### EXERCISE TASK
All material below is to be reproduced exactly.

□ □ □

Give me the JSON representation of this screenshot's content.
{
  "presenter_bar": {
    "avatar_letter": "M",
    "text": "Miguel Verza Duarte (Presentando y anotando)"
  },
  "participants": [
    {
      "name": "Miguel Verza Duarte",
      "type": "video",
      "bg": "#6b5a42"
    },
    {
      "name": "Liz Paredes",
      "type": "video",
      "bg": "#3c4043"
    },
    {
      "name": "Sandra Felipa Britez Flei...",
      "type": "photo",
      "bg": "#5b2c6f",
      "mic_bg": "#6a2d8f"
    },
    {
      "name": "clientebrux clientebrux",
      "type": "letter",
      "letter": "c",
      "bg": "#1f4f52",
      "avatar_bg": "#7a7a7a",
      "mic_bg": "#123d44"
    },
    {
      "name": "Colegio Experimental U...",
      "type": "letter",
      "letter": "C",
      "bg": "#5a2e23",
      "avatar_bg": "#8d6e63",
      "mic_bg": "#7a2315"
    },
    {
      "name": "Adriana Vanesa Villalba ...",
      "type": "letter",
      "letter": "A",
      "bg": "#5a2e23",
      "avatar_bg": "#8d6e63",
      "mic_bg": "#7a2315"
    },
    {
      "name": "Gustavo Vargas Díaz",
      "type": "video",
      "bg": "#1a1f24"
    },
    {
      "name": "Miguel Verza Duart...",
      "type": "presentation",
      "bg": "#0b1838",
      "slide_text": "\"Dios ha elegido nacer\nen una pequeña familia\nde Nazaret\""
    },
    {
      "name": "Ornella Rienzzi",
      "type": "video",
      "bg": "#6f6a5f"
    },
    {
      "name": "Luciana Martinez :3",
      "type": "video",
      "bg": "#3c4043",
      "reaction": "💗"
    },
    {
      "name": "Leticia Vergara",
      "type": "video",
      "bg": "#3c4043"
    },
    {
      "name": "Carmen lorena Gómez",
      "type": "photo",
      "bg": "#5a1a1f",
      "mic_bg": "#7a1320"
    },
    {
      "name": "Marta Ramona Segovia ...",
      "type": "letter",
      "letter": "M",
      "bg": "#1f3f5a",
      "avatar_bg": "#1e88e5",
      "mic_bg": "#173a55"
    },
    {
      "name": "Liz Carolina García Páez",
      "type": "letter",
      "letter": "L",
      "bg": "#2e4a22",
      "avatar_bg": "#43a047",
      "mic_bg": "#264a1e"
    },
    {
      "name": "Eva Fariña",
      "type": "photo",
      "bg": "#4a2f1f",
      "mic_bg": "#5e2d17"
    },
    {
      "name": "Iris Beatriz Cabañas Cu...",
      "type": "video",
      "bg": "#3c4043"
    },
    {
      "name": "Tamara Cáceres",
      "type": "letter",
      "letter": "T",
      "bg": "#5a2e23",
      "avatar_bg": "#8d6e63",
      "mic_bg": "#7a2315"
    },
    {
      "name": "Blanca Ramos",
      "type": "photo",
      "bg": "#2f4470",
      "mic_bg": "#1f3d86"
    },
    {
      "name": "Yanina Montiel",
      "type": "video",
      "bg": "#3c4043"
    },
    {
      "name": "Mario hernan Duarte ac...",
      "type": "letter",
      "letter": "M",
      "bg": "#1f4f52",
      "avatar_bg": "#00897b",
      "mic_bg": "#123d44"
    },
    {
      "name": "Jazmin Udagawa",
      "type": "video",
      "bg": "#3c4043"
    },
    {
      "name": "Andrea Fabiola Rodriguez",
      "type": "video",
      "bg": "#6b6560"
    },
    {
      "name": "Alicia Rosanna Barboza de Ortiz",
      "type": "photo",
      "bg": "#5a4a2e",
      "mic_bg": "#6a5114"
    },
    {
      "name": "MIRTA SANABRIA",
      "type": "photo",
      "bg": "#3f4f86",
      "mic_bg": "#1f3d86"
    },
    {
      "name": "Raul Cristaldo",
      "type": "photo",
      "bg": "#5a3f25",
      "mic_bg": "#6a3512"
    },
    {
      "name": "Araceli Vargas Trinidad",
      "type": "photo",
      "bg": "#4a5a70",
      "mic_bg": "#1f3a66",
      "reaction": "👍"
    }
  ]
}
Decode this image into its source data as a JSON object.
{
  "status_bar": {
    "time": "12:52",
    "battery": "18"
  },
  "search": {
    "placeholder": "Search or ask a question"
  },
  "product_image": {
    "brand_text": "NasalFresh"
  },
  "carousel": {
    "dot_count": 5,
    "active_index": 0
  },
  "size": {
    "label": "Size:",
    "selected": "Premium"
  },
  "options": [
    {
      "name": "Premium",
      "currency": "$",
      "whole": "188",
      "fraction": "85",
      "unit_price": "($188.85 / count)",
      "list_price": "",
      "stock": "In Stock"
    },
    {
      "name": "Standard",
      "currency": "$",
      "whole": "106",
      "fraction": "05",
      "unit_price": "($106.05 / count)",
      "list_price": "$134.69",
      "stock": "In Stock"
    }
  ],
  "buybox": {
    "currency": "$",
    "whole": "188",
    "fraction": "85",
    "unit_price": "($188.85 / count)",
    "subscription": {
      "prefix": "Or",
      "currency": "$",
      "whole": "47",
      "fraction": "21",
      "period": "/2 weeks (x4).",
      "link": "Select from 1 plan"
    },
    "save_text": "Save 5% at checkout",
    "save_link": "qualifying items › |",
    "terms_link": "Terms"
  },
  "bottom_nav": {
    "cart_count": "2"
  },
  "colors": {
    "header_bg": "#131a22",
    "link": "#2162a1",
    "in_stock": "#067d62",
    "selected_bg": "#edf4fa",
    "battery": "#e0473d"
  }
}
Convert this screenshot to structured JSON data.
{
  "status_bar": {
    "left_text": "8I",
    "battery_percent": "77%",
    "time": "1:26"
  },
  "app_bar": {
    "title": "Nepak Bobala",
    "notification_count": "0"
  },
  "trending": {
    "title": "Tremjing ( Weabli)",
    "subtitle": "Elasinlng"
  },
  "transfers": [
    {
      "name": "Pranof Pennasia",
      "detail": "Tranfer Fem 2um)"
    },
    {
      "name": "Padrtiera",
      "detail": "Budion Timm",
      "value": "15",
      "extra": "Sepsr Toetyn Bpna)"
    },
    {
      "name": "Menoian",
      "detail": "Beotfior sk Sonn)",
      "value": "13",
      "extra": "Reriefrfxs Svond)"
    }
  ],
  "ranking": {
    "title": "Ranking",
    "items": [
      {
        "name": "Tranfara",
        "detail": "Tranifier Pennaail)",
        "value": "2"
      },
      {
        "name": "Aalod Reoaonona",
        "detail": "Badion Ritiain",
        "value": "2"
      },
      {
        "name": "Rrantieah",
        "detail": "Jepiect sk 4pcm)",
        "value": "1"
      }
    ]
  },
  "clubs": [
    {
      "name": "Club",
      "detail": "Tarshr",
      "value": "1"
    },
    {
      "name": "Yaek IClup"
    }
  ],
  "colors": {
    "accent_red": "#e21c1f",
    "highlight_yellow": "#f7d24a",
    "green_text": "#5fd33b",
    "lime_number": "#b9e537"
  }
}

□ □ □

### SOLUTION TO THIS EXERCISE
Give me the JSON representation of this screenshot's content.
{
  "presenter_bar": {
    "avatar_letter": "M",
    "text": "Miguel Verza Duarte (Presentando y anotando)"
  },
  "participants": [
    {
      "name": "Miguel Verza Duarte",
      "type": "video",
      "bg": "#6b5a42"
    },
    {
      "name": "Liz Paredes",
      "type": "video",
      "bg": "#3c4043"
    },
    {
      "name": "Sandra Felipa Britez Flei...",
      "type": "photo",
      "bg": "#5b2c6f",
      "mic_bg": "#6a2d8f"
    },
    {
      "name": "clientebrux clientebrux",
      "type": "letter",
      "letter": "c",
      "bg": "#1f4f52",
      "avatar_bg": "#7a7a7a",
      "mic_bg": "#123d44"
    },
    {
      "name": "Colegio Experimental U...",
      "type": "letter",
      "letter": "C",
      "bg": "#5a2e23",
      "avatar_bg": "#8d6e63",
      "mic_bg": "#7a2315"
    },
    {
      "name": "Adriana Vanesa Villalba ...",
      "type": "letter",
      "letter": "A",
      "bg": "#5a2e23",
      "avatar_bg": "#8d6e63",
      "mic_bg": "#7a2315"
    },
    {
      "name": "Gustavo Vargas Díaz",
      "type": "video",
      "bg": "#1a1f24"
    },
    {
      "name": "Miguel Verza Duart...",
      "type": "presentation",
      "bg": "#0b1838",
      "slide_text": "\"Dios ha elegido nacer\nen una pequeña familia\nde Nazaret\""
    },
    {
      "name": "Ornella Rienzzi",
      "type": "video",
      "bg": "#6f6a5f"
    },
    {
      "name": "Luciana Martinez :3",
      "type": "video",
      "bg": "#3c4043",
      "reaction": "💗"
    },
    {
      "name": "Leticia Vergara",
      "type": "video",
      "bg": "#3c4043"
    },
    {
      "name": "Carmen lorena Gómez",
      "type": "photo",
      "bg": "#5a1a1f",
      "mic_bg": "#7a1320"
    },
    {
      "name": "Marta Ramona Segovia ...",
      "type": "letter",
      "letter": "M",
      "bg": "#1f3f5a",
      "avatar_bg": "#1e88e5",
      "mic_bg": "#173a55"
    },
    {
      "name": "Liz Carolina García Páez",
      "type": "letter",
      "letter": "L",
      "bg": "#2e4a22",
      "avatar_bg": "#43a047",
      "mic_bg": "#264a1e"
    },
    {
      "name": "Eva Fariña",
      "type": "photo",
      "bg": "#4a2f1f",
      "mic_bg": "#5e2d17"
    },
    {
      "name": "Iris Beatriz Cabañas Cu...",
      "type": "video",
      "bg": "#3c4043"
    },
    {
      "name": "Tamara Cáceres",
      "type": "letter",
      "letter": "T",
      "bg": "#5a2e23",
      "avatar_bg": "#8d6e63",
      "mic_bg": "#7a2315"
    },
    {
      "name": "Blanca Ramos",
      "type": "photo",
      "bg": "#2f4470",
      "mic_bg": "#1f3d86"
    },
    {
      "name": "Yanina Montiel",
      "type": "video",
      "bg": "#3c4043"
    },
    {
      "name": "Mario hernan Duarte ac...",
      "type": "letter",
      "letter": "M",
      "bg": "#1f4f52",
      "avatar_bg": "#00897b",
      "mic_bg": "#123d44"
    },
    {
      "name": "Jazmin Udagawa",
      "type": "video",
      "bg": "#3c4043"
    },
    {
      "name": "Andrea Fabiola Rodriguez",
      "type": "video",
      "bg": "#6b6560"
    },
    {
      "name": "Alicia Rosanna Barboza de Ortiz",
      "type": "photo",
      "bg": "#5a4a2e",
      "mic_bg": "#6a5114"
    },
    {
      "name": "MIRTA SANABRIA",
      "type": "photo",
      "bg": "#3f4f86",
      "mic_bg": "#1f3d86"
    },
    {
      "name": "Raul Cristaldo",
      "type": "photo",
      "bg": "#5a3f25",
      "mic_bg": "#6a3512"
    },
    {
      "name": "Araceli Vargas Trinidad",
      "type": "photo",
      "bg": "#4a5a70",
      "mic_bg": "#1f3a66",
      "reaction": "👍"
    }
  ]
}
Decode this image into its source data as a JSON object.
{
  "status_bar": {
    "time": "12:52",
    "battery": "18"
  },
  "search": {
    "placeholder": "Search or ask a question"
  },
  "product_image": {
    "brand_text": "NasalFresh"
  },
  "carousel": {
    "dot_count": 5,
    "active_index": 0
  },
  "size": {
    "label": "Size:",
    "selected": "Premium"
  },
  "options": [
    {
      "name": "Premium",
      "currency": "$",
      "whole": "188",
      "fraction": "85",
      "unit_price": "($188.85 / count)",
      "list_price": "",
      "stock": "In Stock"
    },
    {
      "name": "Standard",
      "currency": "$",
      "whole": "106",
      "fraction": "05",
      "unit_price": "($106.05 / count)",
      "list_price": "$134.69",
      "stock": "In Stock"
    }
  ],
  "buybox": {
    "currency": "$",
    "whole": "188",
    "fraction": "85",
    "unit_price": "($188.85 / count)",
    "subscription": {
      "prefix": "Or",
      "currency": "$",
      "whole": "47",
      "fraction": "21",
      "period": "/2 weeks (x4).",
      "link": "Select from 1 plan"
    },
    "save_text": "Save 5% at checkout",
    "save_link": "qualifying items › |",
    "terms_link": "Terms"
  },
  "bottom_nav": {
    "cart_count": "2"
  },
  "colors": {
    "header_bg": "#131a22",
    "link": "#2162a1",
    "in_stock": "#067d62",
    "selected_bg": "#edf4fa",
    "battery": "#e0473d"
  }
}
Convert this screenshot to structured JSON data.
{
  "status_bar": {
    "left_text": "8I",
    "battery_percent": "77%",
    "time": "1:26"
  },
  "app_bar": {
    "title": "Nepak Bobala",
    "notification_count": "0"
  },
  "trending": {
    "title": "Tremjing ( Weabli)",
    "subtitle": "Elasinlng"
  },
  "transfers": [
    {
      "name": "Pranof Pennasia",
      "detail": "Tranfer Fem 2um)"
    },
    {
      "name": "Padrtiera",
      "detail": "Budion Timm",
      "value": "15",
      "extra": "Sepsr Toetyn Bpna)"
    },
    {
      "name": "Menoian",
      "detail": "Beotfior sk Sonn)",
      "value": "13",
      "extra": "Reriefrfxs Svond)"
    }
  ],
  "ranking": {
    "title": "Ranking",
    "items": [
      {
        "name": "Tranfara",
        "detail": "Tranifier Pennaail)",
        "value": "2"
      },
      {
        "name": "Aalod Reoaonona",
        "detail": "Badion Ritiain",
        "value": "2"
      },
      {
        "name": "Rrantieah",
        "detail": "Jepiect sk 4pcm)",
        "value": "1"
      }
    ]
  },
  "clubs": [
    {
      "name": "Club",
      "detail": "Tarshr",
      "value": "1"
    },
    {
      "name": "Yaek IClup"
    }
  ],
  "colors": {
    "accent_red": "#e21c1f",
    "highlight_yellow": "#f7d24a",
    "green_text": "#5fd33b",
    "lime_number": "#b9e537"
  }
}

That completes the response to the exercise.